**Records that describe figures**
::::
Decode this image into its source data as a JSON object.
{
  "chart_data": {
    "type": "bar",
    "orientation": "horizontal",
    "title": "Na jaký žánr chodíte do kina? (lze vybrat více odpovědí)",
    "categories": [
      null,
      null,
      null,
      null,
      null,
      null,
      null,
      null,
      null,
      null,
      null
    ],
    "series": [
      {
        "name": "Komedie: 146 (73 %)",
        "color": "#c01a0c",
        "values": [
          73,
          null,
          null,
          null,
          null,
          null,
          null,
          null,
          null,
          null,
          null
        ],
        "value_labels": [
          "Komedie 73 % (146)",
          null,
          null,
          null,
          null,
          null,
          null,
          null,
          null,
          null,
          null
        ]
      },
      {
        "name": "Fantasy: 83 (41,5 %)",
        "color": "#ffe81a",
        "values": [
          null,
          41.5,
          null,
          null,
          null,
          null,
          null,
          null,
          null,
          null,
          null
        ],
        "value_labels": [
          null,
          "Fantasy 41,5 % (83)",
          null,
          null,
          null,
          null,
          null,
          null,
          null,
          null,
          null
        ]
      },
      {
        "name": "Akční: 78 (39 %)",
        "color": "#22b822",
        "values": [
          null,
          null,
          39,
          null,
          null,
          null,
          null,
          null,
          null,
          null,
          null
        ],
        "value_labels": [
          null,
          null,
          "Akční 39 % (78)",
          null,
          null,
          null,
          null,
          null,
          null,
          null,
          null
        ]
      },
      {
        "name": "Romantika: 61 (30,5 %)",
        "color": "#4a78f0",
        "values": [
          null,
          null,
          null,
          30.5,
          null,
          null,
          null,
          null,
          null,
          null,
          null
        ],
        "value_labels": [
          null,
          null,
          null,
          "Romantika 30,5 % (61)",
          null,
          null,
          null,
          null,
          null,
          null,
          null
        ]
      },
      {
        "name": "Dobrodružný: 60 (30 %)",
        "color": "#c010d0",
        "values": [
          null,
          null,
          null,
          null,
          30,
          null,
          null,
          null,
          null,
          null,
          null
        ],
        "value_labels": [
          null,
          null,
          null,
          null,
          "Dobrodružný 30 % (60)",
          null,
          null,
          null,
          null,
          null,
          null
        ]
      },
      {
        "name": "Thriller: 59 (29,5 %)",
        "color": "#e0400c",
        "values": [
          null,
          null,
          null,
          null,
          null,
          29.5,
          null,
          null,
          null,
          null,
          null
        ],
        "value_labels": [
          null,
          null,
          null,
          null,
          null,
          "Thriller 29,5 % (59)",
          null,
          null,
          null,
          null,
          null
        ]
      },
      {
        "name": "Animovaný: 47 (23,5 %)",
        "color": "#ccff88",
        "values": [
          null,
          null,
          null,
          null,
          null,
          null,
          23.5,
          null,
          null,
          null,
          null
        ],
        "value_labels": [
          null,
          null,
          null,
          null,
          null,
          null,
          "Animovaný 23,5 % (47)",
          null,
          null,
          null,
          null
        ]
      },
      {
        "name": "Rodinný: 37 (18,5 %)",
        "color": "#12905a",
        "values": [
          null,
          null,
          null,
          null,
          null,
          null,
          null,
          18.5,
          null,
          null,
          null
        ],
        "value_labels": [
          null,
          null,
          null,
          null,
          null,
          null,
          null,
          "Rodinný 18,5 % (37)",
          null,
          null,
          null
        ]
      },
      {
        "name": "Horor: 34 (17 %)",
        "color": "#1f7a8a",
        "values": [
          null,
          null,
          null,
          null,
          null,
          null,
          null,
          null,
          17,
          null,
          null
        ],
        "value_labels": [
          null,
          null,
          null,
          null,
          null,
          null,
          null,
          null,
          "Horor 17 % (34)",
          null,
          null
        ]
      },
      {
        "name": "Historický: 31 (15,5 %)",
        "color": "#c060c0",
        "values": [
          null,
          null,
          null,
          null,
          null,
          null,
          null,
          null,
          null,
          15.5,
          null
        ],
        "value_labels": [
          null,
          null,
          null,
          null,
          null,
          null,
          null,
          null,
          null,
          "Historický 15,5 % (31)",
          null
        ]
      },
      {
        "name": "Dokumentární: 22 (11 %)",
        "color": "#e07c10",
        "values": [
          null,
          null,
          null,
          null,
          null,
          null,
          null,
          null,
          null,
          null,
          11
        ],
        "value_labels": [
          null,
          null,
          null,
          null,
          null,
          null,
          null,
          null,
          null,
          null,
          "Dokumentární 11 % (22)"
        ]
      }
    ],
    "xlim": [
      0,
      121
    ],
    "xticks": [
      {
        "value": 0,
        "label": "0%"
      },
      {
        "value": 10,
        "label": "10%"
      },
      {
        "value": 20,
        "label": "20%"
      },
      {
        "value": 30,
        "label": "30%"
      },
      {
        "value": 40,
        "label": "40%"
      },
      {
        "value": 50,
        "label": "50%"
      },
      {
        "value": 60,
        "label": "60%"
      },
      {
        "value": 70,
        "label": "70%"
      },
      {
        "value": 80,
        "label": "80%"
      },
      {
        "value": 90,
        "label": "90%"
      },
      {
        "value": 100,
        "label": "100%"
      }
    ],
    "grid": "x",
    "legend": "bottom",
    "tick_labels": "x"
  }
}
::::
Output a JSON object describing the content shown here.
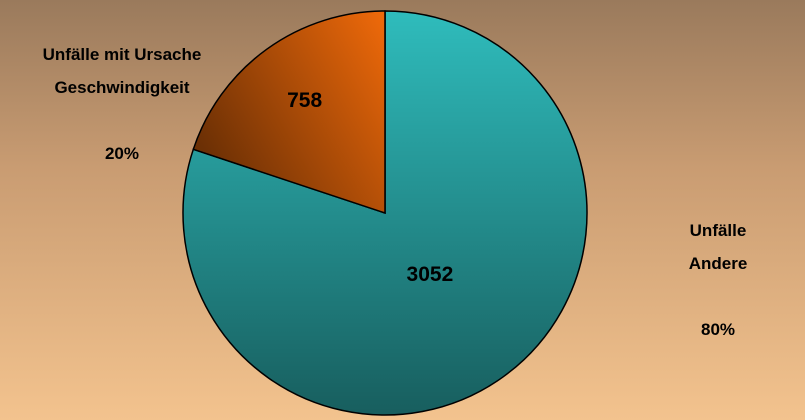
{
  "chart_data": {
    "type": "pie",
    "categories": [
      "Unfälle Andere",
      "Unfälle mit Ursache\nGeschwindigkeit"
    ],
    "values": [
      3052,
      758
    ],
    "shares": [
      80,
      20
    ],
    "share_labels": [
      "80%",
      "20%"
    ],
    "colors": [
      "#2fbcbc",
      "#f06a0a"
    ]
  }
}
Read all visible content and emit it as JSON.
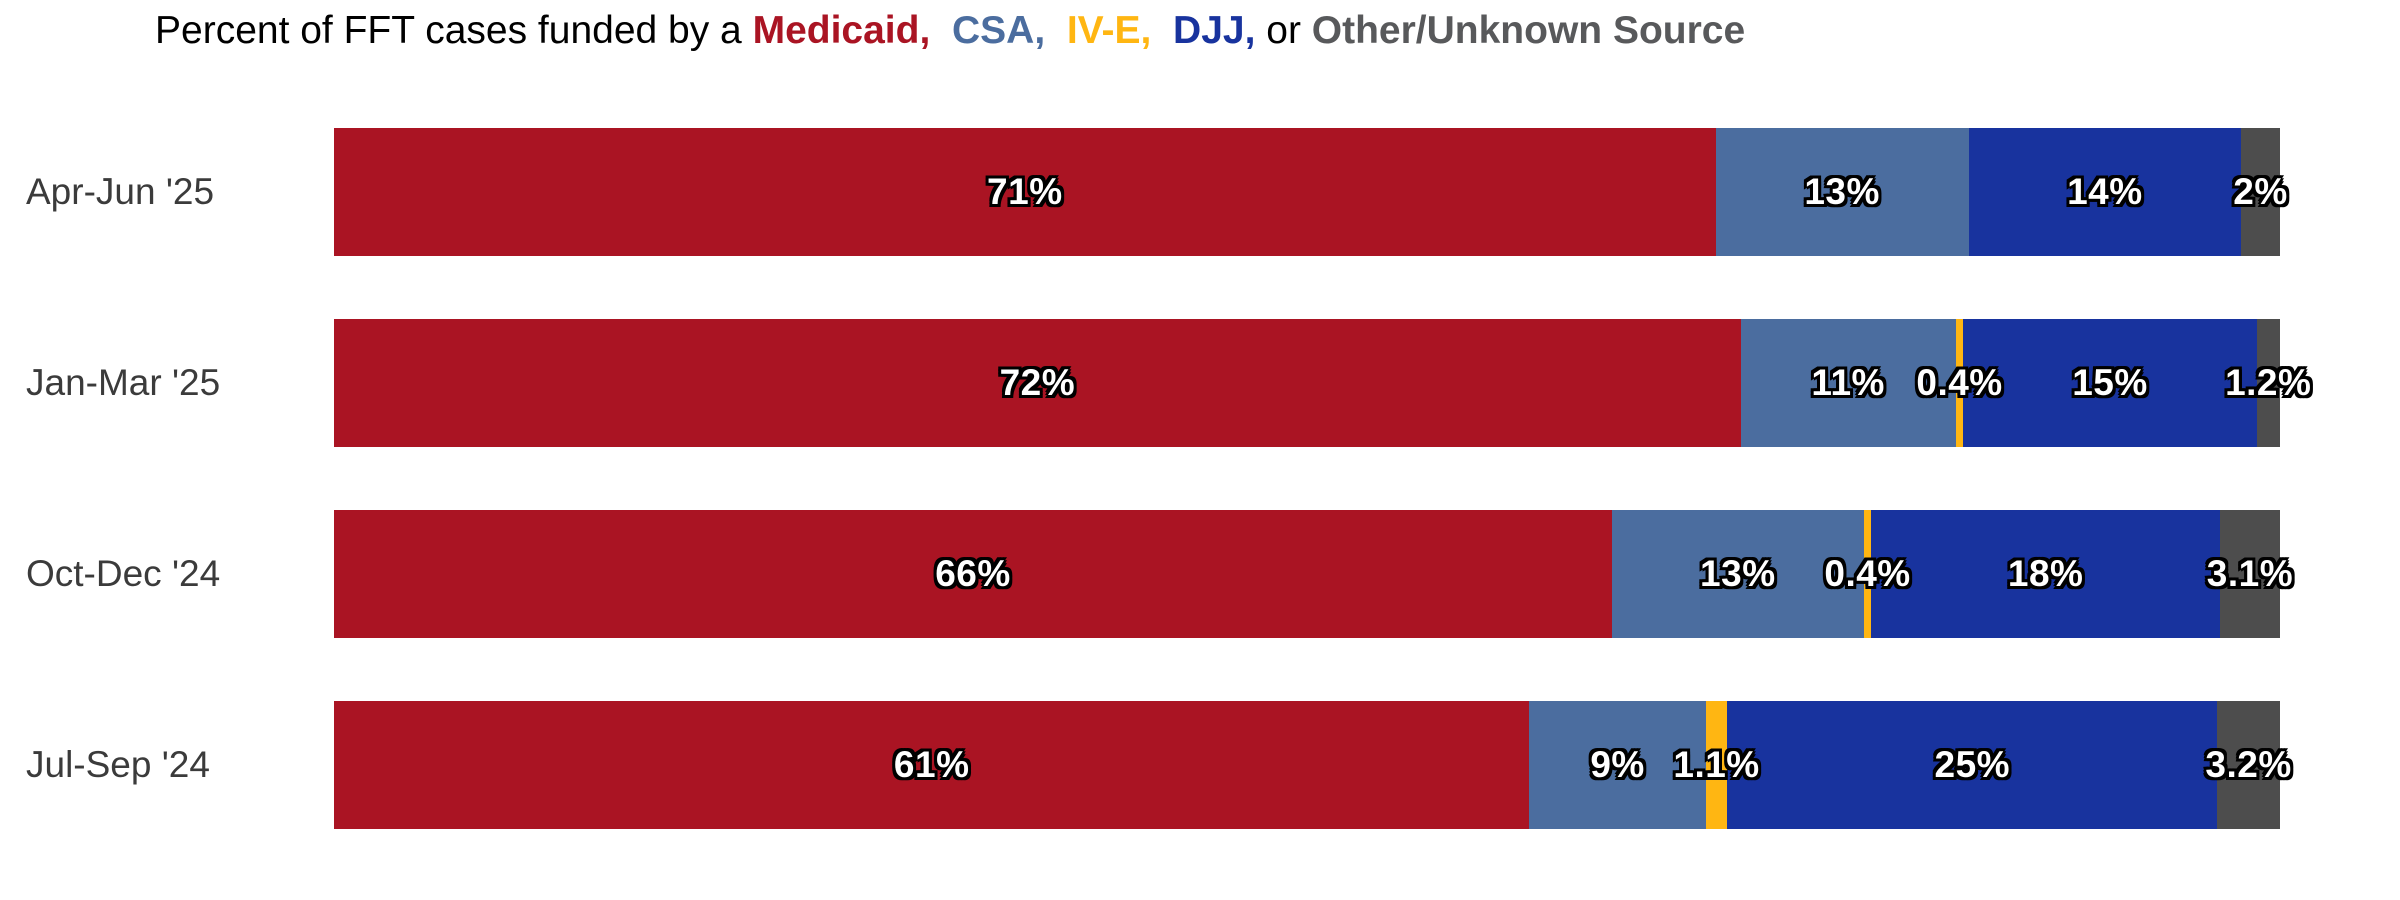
::::
**Objective**
Make an exact copy of only the lines from the one with "Output a JSON" through the one with "Read all visible content and emit it as JSON.". Pictures don't belong in it.

**Final answer**
Output a JSON object describing the content shown here.
{
  "chart_data": {
    "type": "pie",
    "categories": [
      "Unfälle Andere",
      "Unfälle mit Ursache\nGeschwindigkeit"
    ],
    "values": [
      3052,
      758
    ],
    "shares": [
      80,
      20
    ],
    "share_labels": [
      "80%",
      "20%"
    ],
    "colors": [
      "#2fbcbc",
      "#f06a0a"
    ]
  }
}
Read all visible content and emit it as JSON.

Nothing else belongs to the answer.